[Stored entries]

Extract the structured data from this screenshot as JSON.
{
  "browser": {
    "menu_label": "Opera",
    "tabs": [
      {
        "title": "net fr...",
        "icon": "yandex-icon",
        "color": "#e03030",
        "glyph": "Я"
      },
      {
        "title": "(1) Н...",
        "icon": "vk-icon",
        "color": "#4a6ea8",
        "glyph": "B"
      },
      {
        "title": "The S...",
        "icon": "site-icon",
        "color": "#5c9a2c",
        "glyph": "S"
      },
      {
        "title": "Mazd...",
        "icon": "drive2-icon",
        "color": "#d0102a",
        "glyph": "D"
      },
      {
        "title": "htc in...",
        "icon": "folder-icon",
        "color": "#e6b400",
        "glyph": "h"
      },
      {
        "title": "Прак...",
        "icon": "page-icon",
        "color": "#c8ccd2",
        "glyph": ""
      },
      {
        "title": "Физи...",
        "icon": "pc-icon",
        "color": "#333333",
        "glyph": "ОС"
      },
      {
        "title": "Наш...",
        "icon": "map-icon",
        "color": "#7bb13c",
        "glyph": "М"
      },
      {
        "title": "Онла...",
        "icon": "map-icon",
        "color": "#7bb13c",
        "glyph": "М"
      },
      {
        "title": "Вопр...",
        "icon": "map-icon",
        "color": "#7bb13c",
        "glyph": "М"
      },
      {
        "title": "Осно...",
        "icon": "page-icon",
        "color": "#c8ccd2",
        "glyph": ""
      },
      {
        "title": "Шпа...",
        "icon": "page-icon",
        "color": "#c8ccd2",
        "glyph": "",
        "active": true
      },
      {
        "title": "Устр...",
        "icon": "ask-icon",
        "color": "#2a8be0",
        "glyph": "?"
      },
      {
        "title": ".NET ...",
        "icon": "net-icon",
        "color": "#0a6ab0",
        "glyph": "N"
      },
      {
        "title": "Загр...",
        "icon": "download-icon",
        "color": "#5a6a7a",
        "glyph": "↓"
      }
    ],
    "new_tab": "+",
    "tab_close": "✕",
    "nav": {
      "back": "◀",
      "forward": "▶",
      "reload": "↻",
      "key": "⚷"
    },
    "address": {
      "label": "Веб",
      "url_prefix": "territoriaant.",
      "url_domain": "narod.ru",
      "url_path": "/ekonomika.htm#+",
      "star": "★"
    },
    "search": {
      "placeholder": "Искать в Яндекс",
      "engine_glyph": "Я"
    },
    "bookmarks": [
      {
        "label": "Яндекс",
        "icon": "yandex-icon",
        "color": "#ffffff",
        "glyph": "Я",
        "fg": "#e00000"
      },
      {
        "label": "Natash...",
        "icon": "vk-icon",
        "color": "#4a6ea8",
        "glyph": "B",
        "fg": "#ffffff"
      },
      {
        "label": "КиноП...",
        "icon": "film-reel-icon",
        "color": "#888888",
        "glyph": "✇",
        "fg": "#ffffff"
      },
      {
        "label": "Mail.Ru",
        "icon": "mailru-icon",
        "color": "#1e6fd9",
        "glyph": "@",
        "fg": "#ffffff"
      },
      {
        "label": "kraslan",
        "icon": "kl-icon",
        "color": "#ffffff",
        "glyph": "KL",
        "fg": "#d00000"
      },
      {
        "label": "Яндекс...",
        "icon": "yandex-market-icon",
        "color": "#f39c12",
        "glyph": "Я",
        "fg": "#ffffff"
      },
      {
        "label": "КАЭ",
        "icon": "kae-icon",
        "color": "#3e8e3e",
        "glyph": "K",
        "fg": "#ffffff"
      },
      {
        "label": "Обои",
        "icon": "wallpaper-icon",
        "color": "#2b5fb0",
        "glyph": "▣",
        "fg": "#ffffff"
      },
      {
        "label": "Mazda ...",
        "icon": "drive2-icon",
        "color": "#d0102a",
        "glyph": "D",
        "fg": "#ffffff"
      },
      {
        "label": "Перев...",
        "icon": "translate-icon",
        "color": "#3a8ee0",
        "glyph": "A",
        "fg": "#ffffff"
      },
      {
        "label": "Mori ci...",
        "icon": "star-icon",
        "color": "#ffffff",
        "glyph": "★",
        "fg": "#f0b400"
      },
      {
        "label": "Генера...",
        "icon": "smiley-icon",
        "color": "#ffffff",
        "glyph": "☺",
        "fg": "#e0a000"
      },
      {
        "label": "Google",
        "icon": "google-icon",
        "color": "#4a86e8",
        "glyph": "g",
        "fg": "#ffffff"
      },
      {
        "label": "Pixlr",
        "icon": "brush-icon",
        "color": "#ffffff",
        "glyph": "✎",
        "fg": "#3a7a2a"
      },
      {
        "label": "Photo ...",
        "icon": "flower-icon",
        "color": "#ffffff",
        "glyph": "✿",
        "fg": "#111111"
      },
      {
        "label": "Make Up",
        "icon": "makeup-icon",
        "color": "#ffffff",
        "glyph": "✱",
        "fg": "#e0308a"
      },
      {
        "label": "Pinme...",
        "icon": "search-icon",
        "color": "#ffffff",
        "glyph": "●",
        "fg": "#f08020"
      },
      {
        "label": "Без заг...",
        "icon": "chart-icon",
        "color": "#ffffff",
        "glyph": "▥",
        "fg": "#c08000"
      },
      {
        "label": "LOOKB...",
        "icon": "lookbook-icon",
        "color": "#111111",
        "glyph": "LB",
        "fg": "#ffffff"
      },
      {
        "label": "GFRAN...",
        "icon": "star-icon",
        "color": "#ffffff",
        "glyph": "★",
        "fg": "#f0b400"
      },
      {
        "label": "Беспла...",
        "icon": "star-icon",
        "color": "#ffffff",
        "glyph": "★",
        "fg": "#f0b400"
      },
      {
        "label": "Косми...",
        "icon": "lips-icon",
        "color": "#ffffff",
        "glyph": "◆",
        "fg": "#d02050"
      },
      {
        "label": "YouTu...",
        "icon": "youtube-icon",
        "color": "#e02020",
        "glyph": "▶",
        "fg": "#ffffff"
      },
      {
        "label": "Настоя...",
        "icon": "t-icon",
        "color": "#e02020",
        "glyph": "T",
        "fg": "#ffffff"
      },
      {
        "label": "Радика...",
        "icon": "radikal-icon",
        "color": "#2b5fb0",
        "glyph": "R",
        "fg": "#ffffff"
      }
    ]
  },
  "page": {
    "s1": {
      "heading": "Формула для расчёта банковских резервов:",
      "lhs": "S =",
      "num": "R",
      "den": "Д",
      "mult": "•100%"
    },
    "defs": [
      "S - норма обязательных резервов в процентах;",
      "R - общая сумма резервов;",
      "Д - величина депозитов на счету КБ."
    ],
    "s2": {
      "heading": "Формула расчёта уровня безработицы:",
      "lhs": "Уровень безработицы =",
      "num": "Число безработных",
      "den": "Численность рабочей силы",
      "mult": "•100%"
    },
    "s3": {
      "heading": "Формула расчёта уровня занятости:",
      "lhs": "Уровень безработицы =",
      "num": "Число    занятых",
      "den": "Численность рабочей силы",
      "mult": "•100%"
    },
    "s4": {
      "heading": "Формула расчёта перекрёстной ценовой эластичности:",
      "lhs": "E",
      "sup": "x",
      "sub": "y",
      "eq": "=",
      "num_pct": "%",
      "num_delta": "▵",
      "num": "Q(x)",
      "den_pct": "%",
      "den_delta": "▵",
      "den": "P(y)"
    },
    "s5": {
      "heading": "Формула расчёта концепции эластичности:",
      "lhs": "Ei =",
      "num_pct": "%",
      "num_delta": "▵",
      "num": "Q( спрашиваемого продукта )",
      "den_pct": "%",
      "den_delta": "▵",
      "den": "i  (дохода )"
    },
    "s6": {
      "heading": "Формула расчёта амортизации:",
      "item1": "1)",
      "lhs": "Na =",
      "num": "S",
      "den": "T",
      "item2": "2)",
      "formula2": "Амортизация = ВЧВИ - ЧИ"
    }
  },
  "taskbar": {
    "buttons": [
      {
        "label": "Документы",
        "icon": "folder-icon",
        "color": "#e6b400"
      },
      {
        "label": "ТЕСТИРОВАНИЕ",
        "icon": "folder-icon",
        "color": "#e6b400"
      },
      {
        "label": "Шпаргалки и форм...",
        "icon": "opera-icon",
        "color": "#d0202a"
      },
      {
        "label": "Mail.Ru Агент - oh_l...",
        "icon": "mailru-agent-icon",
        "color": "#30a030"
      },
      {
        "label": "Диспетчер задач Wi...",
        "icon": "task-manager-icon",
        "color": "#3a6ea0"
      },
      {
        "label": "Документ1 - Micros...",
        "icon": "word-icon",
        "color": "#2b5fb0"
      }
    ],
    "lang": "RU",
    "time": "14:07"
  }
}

> [Stated goal]
For each line of the entries that includes "Яндекс", show that line.

> [Expected answer]
      "placeholder": "Искать в Яндекс",
        "label": "Яндекс",
        "label": "Яндекс...",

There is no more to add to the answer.